**WHAT IS NEEDED**
Look through the data below and return each line where "Step" appears.

**EXERCISE INPUTS**
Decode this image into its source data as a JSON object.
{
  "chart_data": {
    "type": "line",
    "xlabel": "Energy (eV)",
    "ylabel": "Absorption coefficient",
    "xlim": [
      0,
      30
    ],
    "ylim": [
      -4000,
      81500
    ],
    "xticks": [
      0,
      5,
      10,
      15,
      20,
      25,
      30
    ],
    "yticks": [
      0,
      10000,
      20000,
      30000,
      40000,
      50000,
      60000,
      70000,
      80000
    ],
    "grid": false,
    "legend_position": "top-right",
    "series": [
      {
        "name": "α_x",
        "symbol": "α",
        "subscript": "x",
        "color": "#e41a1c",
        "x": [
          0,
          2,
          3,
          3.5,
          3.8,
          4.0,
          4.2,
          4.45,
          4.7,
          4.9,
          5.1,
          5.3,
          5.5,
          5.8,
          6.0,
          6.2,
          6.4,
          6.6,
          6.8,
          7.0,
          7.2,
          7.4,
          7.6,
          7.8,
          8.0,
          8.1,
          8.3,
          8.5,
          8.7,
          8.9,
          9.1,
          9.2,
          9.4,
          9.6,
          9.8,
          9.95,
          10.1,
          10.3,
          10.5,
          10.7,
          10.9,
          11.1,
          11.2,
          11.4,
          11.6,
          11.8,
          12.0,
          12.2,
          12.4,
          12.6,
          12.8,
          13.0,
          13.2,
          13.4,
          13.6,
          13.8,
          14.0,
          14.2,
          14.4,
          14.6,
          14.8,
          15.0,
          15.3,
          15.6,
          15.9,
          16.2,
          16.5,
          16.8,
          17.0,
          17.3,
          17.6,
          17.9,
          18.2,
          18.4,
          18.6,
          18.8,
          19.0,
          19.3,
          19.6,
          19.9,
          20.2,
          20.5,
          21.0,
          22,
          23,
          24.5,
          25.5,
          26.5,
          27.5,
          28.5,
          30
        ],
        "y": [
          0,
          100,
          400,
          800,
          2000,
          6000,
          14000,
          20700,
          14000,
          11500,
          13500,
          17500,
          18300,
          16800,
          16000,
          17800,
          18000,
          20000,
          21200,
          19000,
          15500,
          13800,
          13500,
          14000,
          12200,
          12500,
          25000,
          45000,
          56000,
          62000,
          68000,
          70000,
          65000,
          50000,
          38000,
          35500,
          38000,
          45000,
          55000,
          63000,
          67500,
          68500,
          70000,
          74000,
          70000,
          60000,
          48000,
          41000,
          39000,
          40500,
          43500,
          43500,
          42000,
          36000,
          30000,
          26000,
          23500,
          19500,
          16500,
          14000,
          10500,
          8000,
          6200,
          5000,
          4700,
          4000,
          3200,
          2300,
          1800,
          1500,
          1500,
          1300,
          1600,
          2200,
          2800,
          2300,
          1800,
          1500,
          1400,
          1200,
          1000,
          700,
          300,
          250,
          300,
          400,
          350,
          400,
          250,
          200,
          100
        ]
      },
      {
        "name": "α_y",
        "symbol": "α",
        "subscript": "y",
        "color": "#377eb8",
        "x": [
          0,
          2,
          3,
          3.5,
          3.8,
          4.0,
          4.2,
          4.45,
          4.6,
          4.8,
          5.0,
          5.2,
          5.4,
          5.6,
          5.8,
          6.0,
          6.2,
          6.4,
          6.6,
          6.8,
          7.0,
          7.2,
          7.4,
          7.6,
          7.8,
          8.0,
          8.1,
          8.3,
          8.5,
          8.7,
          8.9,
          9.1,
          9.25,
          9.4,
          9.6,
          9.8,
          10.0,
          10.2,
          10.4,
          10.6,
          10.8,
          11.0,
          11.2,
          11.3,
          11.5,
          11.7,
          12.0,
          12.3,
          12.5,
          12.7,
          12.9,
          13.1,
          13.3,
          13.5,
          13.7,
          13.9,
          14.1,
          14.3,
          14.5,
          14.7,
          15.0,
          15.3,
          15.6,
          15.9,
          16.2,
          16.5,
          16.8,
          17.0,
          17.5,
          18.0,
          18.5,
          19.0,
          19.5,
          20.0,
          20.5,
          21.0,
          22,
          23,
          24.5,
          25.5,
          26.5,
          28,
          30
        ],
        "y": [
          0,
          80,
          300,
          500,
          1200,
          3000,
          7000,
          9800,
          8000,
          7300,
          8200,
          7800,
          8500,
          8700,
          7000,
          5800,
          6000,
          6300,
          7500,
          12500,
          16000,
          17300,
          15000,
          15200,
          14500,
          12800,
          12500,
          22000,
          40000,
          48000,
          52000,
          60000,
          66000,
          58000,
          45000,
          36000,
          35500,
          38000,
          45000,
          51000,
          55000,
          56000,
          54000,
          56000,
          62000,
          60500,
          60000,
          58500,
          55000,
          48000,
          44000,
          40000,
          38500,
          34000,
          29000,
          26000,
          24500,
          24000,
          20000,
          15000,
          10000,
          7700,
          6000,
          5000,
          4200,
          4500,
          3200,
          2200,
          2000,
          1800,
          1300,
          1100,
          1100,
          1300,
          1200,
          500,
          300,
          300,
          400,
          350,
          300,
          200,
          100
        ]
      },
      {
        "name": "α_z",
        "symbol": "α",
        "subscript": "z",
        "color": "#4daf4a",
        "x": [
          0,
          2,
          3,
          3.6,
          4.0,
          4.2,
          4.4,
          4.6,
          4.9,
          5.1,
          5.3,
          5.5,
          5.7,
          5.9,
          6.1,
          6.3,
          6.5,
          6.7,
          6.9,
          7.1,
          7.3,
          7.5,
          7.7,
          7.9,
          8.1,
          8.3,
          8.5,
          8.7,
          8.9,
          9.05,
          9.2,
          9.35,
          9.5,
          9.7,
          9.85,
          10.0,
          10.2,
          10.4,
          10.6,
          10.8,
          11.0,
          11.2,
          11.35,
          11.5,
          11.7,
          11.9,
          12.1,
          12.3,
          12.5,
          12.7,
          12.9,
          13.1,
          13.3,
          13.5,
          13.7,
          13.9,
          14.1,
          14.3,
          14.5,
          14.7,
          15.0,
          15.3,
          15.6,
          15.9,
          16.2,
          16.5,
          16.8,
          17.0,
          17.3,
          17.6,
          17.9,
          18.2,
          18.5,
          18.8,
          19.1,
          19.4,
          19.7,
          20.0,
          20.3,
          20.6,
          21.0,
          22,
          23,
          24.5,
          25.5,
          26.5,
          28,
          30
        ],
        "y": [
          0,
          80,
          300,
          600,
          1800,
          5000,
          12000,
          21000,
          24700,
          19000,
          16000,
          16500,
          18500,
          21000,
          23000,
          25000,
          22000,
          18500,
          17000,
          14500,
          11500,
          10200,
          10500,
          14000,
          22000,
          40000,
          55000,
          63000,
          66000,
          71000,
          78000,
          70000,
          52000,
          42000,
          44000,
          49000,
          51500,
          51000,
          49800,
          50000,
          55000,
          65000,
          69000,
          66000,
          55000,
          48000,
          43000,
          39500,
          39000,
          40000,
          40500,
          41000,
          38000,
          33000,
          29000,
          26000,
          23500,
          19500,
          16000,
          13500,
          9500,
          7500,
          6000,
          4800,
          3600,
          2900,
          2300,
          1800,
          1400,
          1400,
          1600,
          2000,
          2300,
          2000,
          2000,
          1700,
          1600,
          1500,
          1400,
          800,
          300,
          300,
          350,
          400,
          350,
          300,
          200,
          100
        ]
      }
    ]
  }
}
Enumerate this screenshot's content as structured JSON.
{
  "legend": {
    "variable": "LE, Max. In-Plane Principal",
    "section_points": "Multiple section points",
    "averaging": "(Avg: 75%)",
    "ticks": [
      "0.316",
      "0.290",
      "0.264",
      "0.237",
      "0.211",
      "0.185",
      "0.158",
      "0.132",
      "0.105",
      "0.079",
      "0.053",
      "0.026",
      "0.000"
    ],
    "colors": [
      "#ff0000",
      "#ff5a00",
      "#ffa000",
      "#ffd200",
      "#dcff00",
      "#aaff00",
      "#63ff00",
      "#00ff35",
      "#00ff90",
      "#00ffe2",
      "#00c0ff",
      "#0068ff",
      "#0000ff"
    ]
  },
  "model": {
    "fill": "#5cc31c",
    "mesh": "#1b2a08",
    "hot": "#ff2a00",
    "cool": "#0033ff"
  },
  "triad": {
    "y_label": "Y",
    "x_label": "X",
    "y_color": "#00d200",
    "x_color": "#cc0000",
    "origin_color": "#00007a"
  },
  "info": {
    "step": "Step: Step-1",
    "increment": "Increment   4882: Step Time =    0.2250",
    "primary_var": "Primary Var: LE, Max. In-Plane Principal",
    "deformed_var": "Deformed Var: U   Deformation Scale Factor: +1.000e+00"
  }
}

**FINISHED ANSWER**
    "step": "Step: Step-1",
    "increment": "Increment   4882: Step Time =    0.2250",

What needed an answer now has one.